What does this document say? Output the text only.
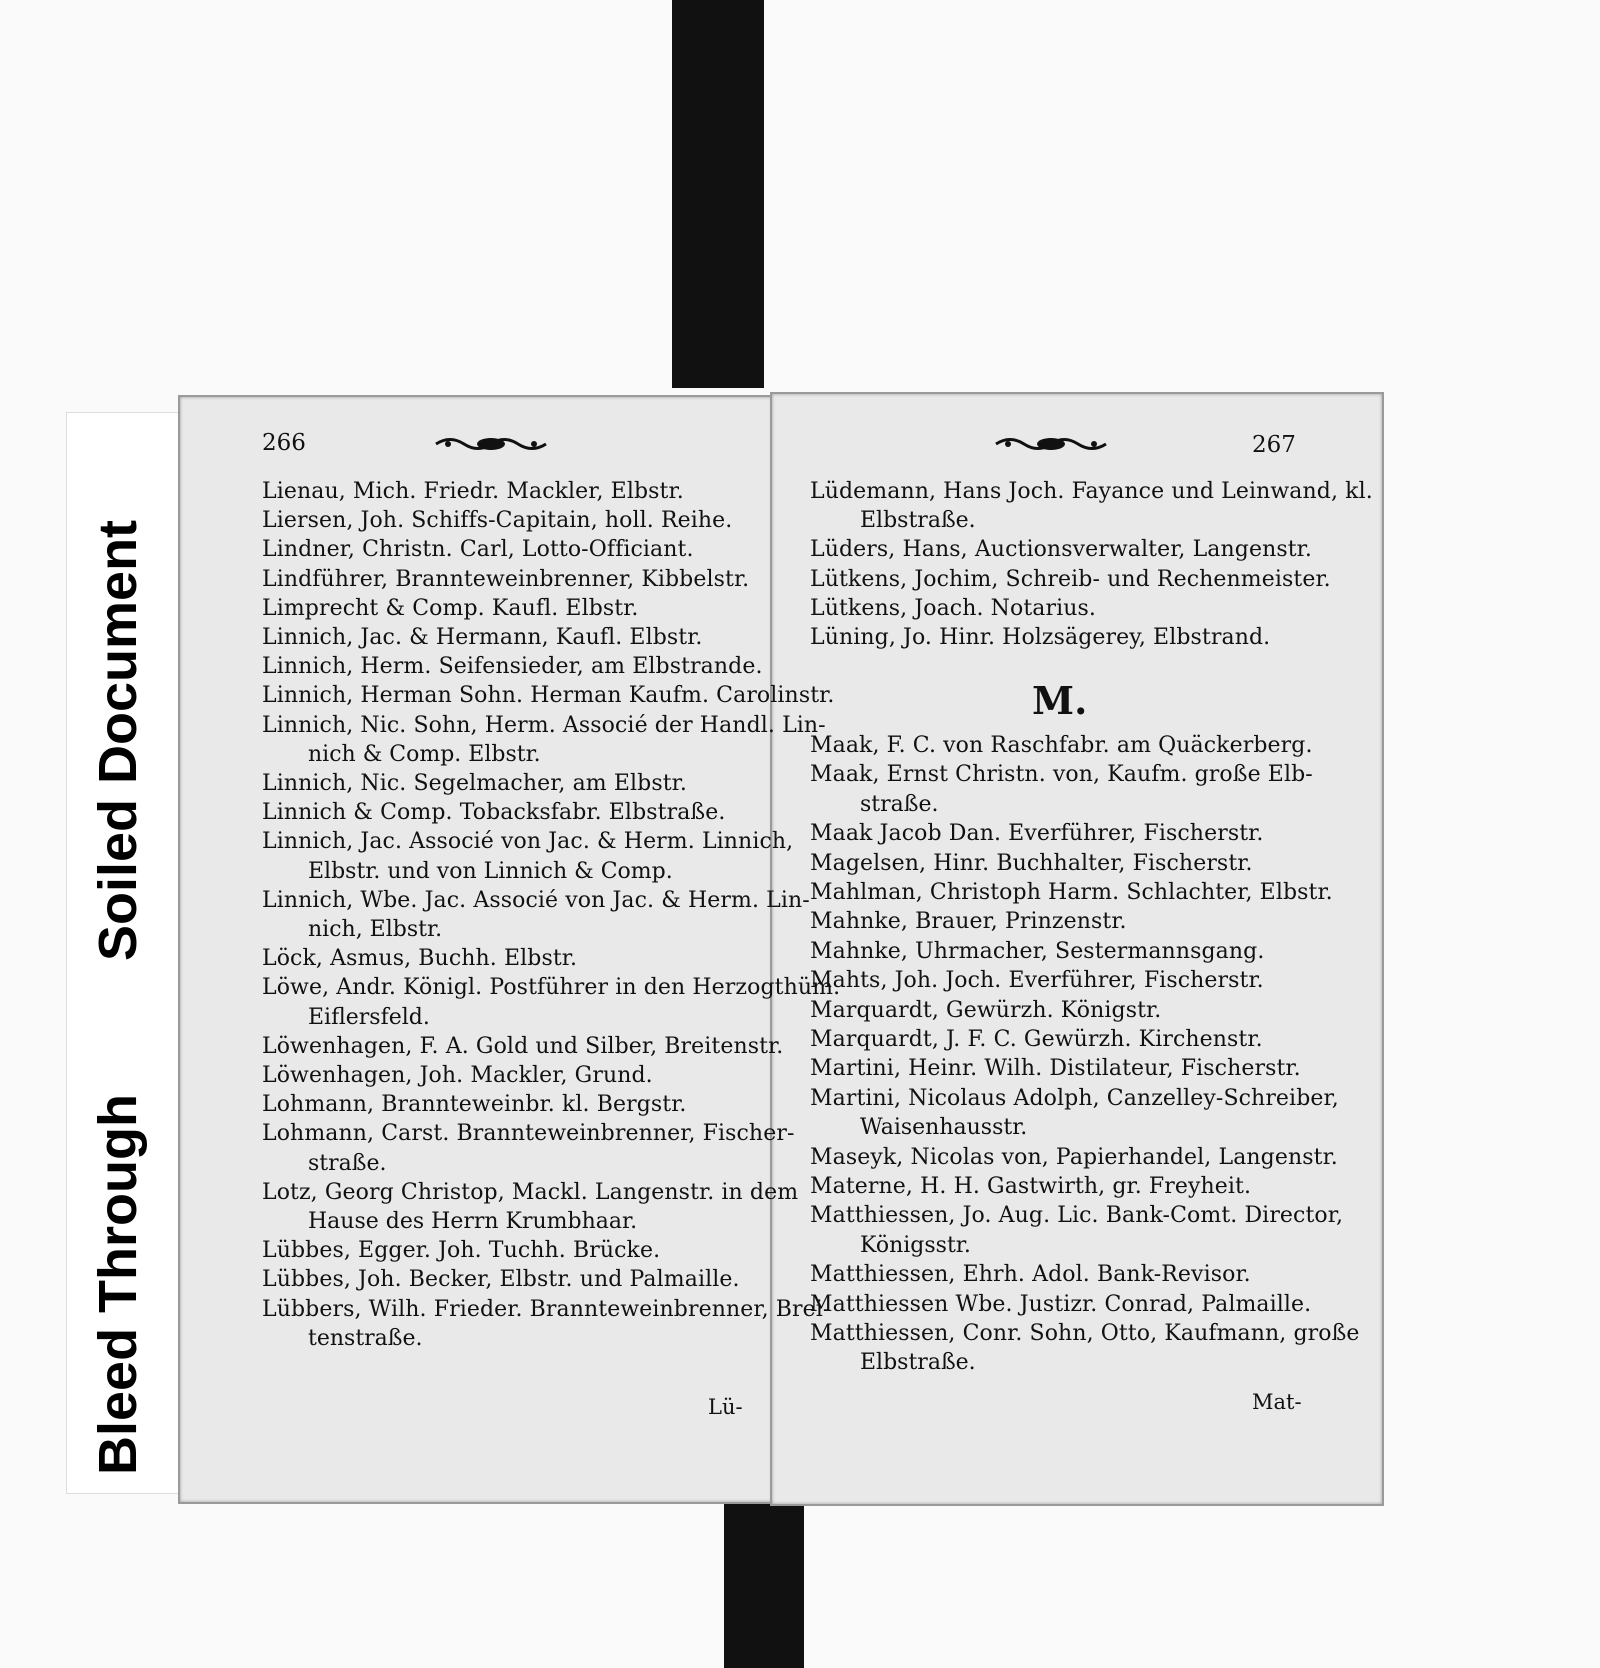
Soiled Document
Bleed Through
266
Lienau, Mich. Friedr. Mackler, Elbstr.
Liersen, Joh. Schiffs-Capitain, holl. Reihe.
Lindner, Christn. Carl, Lotto-Officiant.
Lindführer, Brannteweinbrenner, Kibbelstr.
Limprecht & Comp. Kaufl. Elbstr.
Linnich, Jac. & Hermann, Kaufl. Elbstr.
Linnich, Herm. Seifensieder, am Elbstrande.
Linnich, Herman Sohn. Herman Kaufm. Carolinstr.
Linnich, Nic. Sohn, Herm. Associé der Handl. Lin-
nich & Comp. Elbstr.
Linnich, Nic. Segelmacher, am Elbstr.
Linnich & Comp. Tobacksfabr. Elbstraße.
Linnich, Jac. Associé von Jac. & Herm. Linnich,
Elbstr. und von Linnich & Comp.
Linnich, Wbe. Jac. Associé von Jac. & Herm. Lin-
nich, Elbstr.
Löck, Asmus, Buchh. Elbstr.
Löwe, Andr. Königl. Postführer in den Herzogthüm.
Eiflersfeld.
Löwenhagen, F. A. Gold und Silber, Breitenstr.
Löwenhagen, Joh. Mackler, Grund.
Lohmann, Brannteweinbr. kl. Bergstr.
Lohmann, Carst. Brannteweinbrenner, Fischer-
straße.
Lotz, Georg Christop, Mackl. Langenstr. in dem
Hause des Herrn Krumbhaar.
Lübbes, Egger. Joh. Tuchh. Brücke.
Lübbes, Joh. Becker, Elbstr. und Palmaille.
Lübbers, Wilh. Frieder. Brannteweinbrenner, Brei-
tenstraße.
Lü-
267
Lüdemann, Hans Joch. Fayance und Leinwand, kl.
Elbstraße.
Lüders, Hans, Auctionsverwalter, Langenstr.
Lütkens, Jochim, Schreib- und Rechenmeister.
Lütkens, Joach. Notarius.
Lüning, Jo. Hinr. Holzsägerey, Elbstrand.
M.
Maak, F. C. von Raschfabr. am Quäckerberg.
Maak, Ernst Christn. von, Kaufm. große Elb-
straße.
Maak Jacob Dan. Everführer, Fischerstr.
Magelsen, Hinr. Buchhalter, Fischerstr.
Mahlman, Christoph Harm. Schlachter, Elbstr.
Mahnke, Brauer, Prinzenstr.
Mahnke, Uhrmacher, Sestermannsgang.
Mahts, Joh. Joch. Everführer, Fischerstr.
Marquardt, Gewürzh. Königstr.
Marquardt, J. F. C. Gewürzh. Kirchenstr.
Martini, Heinr. Wilh. Distilateur, Fischerstr.
Martini, Nicolaus Adolph, Canzelley-Schreiber,
Waisenhausstr.
Maseyk, Nicolas von, Papierhandel, Langenstr.
Materne, H. H. Gastwirth, gr. Freyheit.
Matthiessen, Jo. Aug. Lic. Bank-Comt. Director,
Königsstr.
Matthiessen, Ehrh. Adol. Bank-Revisor.
Matthiessen Wbe. Justizr. Conrad, Palmaille.
Matthiessen, Conr. Sohn, Otto, Kaufmann, große
Elbstraße.
Mat-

• WHAT THE TASK REQUIRES:
Leave out all images, then reproduce the entries above exactly.

• THE SOLUTION:
What does this document say? Output the text only.
Soiled Document
Bleed Through
266
Lienau, Mich. Friedr. Mackler, Elbstr.
Liersen, Joh. Schiffs-Capitain, holl. Reihe.
Lindner, Christn. Carl, Lotto-Officiant.
Lindführer, Brannteweinbrenner, Kibbelstr.
Limprecht & Comp. Kaufl. Elbstr.
Linnich, Jac. & Hermann, Kaufl. Elbstr.
Linnich, Herm. Seifensieder, am Elbstrande.
Linnich, Herman Sohn. Herman Kaufm. Carolinstr.
Linnich, Nic. Sohn, Herm. Associé der Handl. Lin-
nich & Comp. Elbstr.
Linnich, Nic. Segelmacher, am Elbstr.
Linnich & Comp. Tobacksfabr. Elbstraße.
Linnich, Jac. Associé von Jac. & Herm. Linnich,
Elbstr. und von Linnich & Comp.
Linnich, Wbe. Jac. Associé von Jac. & Herm. Lin-
nich, Elbstr.
Löck, Asmus, Buchh. Elbstr.
Löwe, Andr. Königl. Postführer in den Herzogthüm.
Eiflersfeld.
Löwenhagen, F. A. Gold und Silber, Breitenstr.
Löwenhagen, Joh. Mackler, Grund.
Lohmann, Brannteweinbr. kl. Bergstr.
Lohmann, Carst. Brannteweinbrenner, Fischer-
straße.
Lotz, Georg Christop, Mackl. Langenstr. in dem
Hause des Herrn Krumbhaar.
Lübbes, Egger. Joh. Tuchh. Brücke.
Lübbes, Joh. Becker, Elbstr. und Palmaille.
Lübbers, Wilh. Frieder. Brannteweinbrenner, Brei-
tenstraße.
Lü-
267
Lüdemann, Hans Joch. Fayance und Leinwand, kl.
Elbstraße.
Lüders, Hans, Auctionsverwalter, Langenstr.
Lütkens, Jochim, Schreib- und Rechenmeister.
Lütkens, Joach. Notarius.
Lüning, Jo. Hinr. Holzsägerey, Elbstrand.
M.
Maak, F. C. von Raschfabr. am Quäckerberg.
Maak, Ernst Christn. von, Kaufm. große Elb-
straße.
Maak Jacob Dan. Everführer, Fischerstr.
Magelsen, Hinr. Buchhalter, Fischerstr.
Mahlman, Christoph Harm. Schlachter, Elbstr.
Mahnke, Brauer, Prinzenstr.
Mahnke, Uhrmacher, Sestermannsgang.
Mahts, Joh. Joch. Everführer, Fischerstr.
Marquardt, Gewürzh. Königstr.
Marquardt, J. F. C. Gewürzh. Kirchenstr.
Martini, Heinr. Wilh. Distilateur, Fischerstr.
Martini, Nicolaus Adolph, Canzelley-Schreiber,
Waisenhausstr.
Maseyk, Nicolas von, Papierhandel, Langenstr.
Materne, H. H. Gastwirth, gr. Freyheit.
Matthiessen, Jo. Aug. Lic. Bank-Comt. Director,
Königsstr.
Matthiessen, Ehrh. Adol. Bank-Revisor.
Matthiessen Wbe. Justizr. Conrad, Palmaille.
Matthiessen, Conr. Sohn, Otto, Kaufmann, große
Elbstraße.
Mat-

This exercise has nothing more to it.